## WHAT YOU WILL DO:
Reproduce the rows from the beginning through the line holding "deaths-bar-2017 (389, 465, 424, 636)", inclusive, swapping "gridline" for "grid-line" and leaving everything else unchanged.

(Stored items from a collection)
** start **

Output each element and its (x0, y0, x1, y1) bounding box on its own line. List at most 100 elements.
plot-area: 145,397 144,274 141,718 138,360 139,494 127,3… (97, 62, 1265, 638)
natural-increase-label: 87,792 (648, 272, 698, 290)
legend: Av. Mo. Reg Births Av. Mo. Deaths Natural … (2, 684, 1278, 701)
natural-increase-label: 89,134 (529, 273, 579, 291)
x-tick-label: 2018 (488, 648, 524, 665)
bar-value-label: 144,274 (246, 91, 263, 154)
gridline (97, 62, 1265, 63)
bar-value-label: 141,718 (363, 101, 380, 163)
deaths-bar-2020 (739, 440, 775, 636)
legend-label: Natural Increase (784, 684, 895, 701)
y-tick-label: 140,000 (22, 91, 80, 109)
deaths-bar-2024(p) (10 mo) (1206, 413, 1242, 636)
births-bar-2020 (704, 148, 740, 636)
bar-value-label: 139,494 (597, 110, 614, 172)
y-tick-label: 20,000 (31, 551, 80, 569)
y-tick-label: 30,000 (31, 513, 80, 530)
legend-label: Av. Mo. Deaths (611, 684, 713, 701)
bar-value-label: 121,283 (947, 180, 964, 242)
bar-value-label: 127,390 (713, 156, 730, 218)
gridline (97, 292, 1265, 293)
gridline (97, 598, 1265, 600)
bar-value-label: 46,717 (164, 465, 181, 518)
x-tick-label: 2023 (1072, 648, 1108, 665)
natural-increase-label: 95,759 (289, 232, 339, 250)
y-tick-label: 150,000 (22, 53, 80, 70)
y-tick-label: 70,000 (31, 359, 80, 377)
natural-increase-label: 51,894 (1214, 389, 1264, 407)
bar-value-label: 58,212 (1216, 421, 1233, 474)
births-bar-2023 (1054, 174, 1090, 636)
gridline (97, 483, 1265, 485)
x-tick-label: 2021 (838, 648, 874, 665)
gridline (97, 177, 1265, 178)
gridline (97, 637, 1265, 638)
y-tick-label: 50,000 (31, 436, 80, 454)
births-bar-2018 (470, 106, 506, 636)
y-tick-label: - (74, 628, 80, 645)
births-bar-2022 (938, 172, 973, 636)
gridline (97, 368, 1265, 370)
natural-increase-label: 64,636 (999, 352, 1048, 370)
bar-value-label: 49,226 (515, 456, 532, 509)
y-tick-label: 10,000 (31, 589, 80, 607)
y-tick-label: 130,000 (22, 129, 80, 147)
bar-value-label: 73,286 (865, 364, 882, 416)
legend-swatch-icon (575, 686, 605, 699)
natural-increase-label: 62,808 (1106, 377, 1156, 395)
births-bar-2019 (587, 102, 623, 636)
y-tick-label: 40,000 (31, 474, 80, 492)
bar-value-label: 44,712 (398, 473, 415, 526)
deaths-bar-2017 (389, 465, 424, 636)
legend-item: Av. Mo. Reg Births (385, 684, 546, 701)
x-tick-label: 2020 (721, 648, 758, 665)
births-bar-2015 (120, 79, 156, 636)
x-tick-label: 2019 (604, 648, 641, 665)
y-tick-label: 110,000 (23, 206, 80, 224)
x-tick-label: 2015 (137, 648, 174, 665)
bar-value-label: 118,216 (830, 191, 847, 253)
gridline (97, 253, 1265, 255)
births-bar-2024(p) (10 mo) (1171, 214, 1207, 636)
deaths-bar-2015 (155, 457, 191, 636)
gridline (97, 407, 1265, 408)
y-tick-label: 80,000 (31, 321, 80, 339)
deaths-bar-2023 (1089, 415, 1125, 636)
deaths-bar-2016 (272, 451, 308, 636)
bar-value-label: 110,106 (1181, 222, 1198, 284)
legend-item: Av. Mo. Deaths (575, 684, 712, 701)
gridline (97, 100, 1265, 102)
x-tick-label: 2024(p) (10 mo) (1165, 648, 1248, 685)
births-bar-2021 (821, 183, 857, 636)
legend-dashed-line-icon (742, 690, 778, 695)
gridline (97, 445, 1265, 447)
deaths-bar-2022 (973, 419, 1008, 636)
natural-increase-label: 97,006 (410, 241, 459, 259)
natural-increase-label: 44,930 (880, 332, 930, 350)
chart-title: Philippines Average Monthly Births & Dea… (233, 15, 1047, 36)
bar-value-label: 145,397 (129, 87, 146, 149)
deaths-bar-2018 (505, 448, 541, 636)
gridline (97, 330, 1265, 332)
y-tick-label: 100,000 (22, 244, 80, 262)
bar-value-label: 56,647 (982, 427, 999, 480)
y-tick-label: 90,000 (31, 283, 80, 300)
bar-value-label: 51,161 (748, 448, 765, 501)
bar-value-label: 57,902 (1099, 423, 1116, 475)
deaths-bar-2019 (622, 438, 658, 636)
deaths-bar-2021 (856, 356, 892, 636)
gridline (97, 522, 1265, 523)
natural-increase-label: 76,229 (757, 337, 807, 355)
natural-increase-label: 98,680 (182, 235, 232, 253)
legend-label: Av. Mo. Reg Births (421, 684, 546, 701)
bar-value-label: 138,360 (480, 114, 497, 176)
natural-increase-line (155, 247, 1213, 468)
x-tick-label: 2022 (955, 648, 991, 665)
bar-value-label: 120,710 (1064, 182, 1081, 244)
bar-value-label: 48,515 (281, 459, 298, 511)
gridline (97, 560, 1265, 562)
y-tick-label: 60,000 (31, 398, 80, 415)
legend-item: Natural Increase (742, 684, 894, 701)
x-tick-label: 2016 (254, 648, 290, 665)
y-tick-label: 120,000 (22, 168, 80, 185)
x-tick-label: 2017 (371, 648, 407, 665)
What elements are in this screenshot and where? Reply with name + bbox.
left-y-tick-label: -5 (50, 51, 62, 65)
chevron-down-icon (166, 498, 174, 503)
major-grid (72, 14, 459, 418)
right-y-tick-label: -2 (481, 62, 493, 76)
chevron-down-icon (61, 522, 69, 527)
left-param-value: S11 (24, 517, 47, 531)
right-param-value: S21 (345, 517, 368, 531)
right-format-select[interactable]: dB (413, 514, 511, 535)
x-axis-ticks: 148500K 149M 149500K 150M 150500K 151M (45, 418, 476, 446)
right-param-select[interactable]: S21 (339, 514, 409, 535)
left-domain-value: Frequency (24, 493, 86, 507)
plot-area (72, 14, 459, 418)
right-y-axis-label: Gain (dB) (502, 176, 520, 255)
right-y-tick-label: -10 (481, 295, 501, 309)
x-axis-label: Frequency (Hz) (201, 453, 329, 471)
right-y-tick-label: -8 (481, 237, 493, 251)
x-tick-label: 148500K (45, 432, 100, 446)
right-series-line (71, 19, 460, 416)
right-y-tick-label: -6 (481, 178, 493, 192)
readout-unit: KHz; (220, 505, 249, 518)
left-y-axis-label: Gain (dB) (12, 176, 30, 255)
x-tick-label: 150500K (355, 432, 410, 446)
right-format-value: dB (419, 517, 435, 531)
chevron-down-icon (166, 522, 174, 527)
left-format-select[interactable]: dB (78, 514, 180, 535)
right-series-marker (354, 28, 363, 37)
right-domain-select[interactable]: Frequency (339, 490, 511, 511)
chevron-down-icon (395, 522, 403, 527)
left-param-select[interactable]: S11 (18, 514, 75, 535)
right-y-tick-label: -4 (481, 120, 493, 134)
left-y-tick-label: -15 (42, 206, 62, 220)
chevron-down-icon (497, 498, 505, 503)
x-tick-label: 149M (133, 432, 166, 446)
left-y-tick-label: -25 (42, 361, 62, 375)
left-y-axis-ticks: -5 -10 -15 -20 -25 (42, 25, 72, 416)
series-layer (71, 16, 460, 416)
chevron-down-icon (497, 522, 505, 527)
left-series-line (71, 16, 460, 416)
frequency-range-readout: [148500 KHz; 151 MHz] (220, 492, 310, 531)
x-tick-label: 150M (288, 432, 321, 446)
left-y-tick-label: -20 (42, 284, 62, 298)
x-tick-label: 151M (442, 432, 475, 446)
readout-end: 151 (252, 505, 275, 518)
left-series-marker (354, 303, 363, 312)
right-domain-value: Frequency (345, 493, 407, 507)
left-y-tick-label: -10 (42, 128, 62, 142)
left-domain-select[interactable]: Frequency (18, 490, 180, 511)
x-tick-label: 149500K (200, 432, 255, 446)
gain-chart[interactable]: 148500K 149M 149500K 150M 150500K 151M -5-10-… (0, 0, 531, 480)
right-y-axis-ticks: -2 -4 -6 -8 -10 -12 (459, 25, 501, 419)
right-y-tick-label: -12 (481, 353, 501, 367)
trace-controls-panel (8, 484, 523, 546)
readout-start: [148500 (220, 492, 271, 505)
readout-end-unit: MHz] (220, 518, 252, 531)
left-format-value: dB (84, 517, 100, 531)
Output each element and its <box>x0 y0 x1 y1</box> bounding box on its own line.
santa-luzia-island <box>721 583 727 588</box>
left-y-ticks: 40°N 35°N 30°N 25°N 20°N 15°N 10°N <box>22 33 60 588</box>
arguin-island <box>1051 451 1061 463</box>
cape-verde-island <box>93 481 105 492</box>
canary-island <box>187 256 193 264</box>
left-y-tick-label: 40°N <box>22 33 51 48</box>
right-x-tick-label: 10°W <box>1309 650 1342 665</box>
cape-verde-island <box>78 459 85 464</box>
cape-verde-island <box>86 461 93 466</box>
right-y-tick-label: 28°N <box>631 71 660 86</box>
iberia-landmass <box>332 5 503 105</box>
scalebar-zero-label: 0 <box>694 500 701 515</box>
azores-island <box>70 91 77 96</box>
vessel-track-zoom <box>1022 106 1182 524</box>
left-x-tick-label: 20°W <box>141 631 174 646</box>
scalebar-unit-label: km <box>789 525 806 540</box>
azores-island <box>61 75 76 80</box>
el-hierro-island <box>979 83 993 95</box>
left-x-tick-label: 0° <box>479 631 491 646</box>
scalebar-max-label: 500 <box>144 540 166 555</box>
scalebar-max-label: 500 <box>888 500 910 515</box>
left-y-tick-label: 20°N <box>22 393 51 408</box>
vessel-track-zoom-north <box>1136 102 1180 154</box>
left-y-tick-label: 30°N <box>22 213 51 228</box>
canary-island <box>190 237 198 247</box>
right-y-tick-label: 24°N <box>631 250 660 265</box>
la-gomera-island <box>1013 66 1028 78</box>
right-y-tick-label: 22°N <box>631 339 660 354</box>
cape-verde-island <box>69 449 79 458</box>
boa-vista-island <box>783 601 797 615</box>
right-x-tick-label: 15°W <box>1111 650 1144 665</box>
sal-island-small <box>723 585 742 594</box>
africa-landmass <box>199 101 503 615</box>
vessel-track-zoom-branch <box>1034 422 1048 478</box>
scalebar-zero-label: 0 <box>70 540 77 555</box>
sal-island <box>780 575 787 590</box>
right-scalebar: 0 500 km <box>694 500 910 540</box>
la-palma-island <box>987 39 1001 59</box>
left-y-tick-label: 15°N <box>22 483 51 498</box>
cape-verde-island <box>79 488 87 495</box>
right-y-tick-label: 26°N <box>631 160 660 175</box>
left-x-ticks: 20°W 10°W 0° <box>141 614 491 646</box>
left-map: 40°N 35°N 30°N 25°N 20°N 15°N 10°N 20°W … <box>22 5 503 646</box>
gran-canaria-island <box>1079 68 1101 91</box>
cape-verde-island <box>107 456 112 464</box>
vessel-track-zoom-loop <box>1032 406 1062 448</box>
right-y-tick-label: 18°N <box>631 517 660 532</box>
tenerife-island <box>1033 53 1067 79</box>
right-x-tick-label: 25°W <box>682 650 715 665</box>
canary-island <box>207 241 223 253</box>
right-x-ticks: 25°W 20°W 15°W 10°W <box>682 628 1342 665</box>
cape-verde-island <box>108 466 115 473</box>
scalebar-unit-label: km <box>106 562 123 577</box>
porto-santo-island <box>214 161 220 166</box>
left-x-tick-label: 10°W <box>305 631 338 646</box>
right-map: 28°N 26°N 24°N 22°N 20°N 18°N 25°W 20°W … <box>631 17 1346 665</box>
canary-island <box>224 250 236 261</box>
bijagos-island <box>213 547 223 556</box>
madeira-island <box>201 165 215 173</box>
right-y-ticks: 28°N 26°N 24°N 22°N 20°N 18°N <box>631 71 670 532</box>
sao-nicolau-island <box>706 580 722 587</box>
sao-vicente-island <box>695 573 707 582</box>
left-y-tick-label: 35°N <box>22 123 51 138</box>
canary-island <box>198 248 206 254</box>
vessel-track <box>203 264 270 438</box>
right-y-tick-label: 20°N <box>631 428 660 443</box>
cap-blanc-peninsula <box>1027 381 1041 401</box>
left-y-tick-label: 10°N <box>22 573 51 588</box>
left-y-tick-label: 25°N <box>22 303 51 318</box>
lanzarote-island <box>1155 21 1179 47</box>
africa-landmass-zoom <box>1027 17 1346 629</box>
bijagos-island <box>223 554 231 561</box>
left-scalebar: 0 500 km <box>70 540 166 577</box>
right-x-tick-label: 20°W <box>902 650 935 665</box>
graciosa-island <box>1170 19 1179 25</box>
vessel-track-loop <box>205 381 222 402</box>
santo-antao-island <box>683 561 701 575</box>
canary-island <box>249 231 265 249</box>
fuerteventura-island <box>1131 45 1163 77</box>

** end **

## COMPLETED TASK:
Output each element and its (x0, y0, x1, y1) bounding box on its own line. List at most 100 elements.
plot-area: 145,397 144,274 141,718 138,360 139,494 127,3… (97, 62, 1265, 638)
natural-increase-label: 87,792 (648, 272, 698, 290)
legend: Av. Mo. Reg Births Av. Mo. Deaths Natural … (2, 684, 1278, 701)
natural-increase-label: 89,134 (529, 273, 579, 291)
x-tick-label: 2018 (488, 648, 524, 665)
bar-value-label: 144,274 (246, 91, 263, 154)
grid-line (97, 62, 1265, 63)
bar-value-label: 141,718 (363, 101, 380, 163)
deaths-bar-2020 (739, 440, 775, 636)
legend-label: Natural Increase (784, 684, 895, 701)
y-tick-label: 140,000 (22, 91, 80, 109)
deaths-bar-2024(p) (10 mo) (1206, 413, 1242, 636)
births-bar-2020 (704, 148, 740, 636)
bar-value-label: 139,494 (597, 110, 614, 172)
y-tick-label: 20,000 (31, 551, 80, 569)
y-tick-label: 30,000 (31, 513, 80, 530)
legend-label: Av. Mo. Deaths (611, 684, 713, 701)
bar-value-label: 121,283 (947, 180, 964, 242)
bar-value-label: 127,390 (713, 156, 730, 218)
grid-line (97, 292, 1265, 293)
grid-line (97, 598, 1265, 600)
bar-value-label: 46,717 (164, 465, 181, 518)
x-tick-label: 2023 (1072, 648, 1108, 665)
natural-increase-label: 95,759 (289, 232, 339, 250)
y-tick-label: 150,000 (22, 53, 80, 70)
y-tick-label: 70,000 (31, 359, 80, 377)
natural-increase-label: 51,894 (1214, 389, 1264, 407)
bar-value-label: 58,212 (1216, 421, 1233, 474)
births-bar-2023 (1054, 174, 1090, 636)
grid-line (97, 483, 1265, 485)
x-tick-label: 2021 (838, 648, 874, 665)
grid-line (97, 177, 1265, 178)
grid-line (97, 637, 1265, 638)
y-tick-label: 50,000 (31, 436, 80, 454)
births-bar-2018 (470, 106, 506, 636)
y-tick-label: - (74, 628, 80, 645)
births-bar-2022 (938, 172, 973, 636)
grid-line (97, 368, 1265, 370)
natural-increase-label: 64,636 (999, 352, 1048, 370)
bar-value-label: 49,226 (515, 456, 532, 509)
y-tick-label: 10,000 (31, 589, 80, 607)
y-tick-label: 130,000 (22, 129, 80, 147)
bar-value-label: 73,286 (865, 364, 882, 416)
legend-swatch-icon (575, 686, 605, 699)
natural-increase-label: 62,808 (1106, 377, 1156, 395)
births-bar-2019 (587, 102, 623, 636)
y-tick-label: 40,000 (31, 474, 80, 492)
bar-value-label: 44,712 (398, 473, 415, 526)
deaths-bar-2017 (389, 465, 424, 636)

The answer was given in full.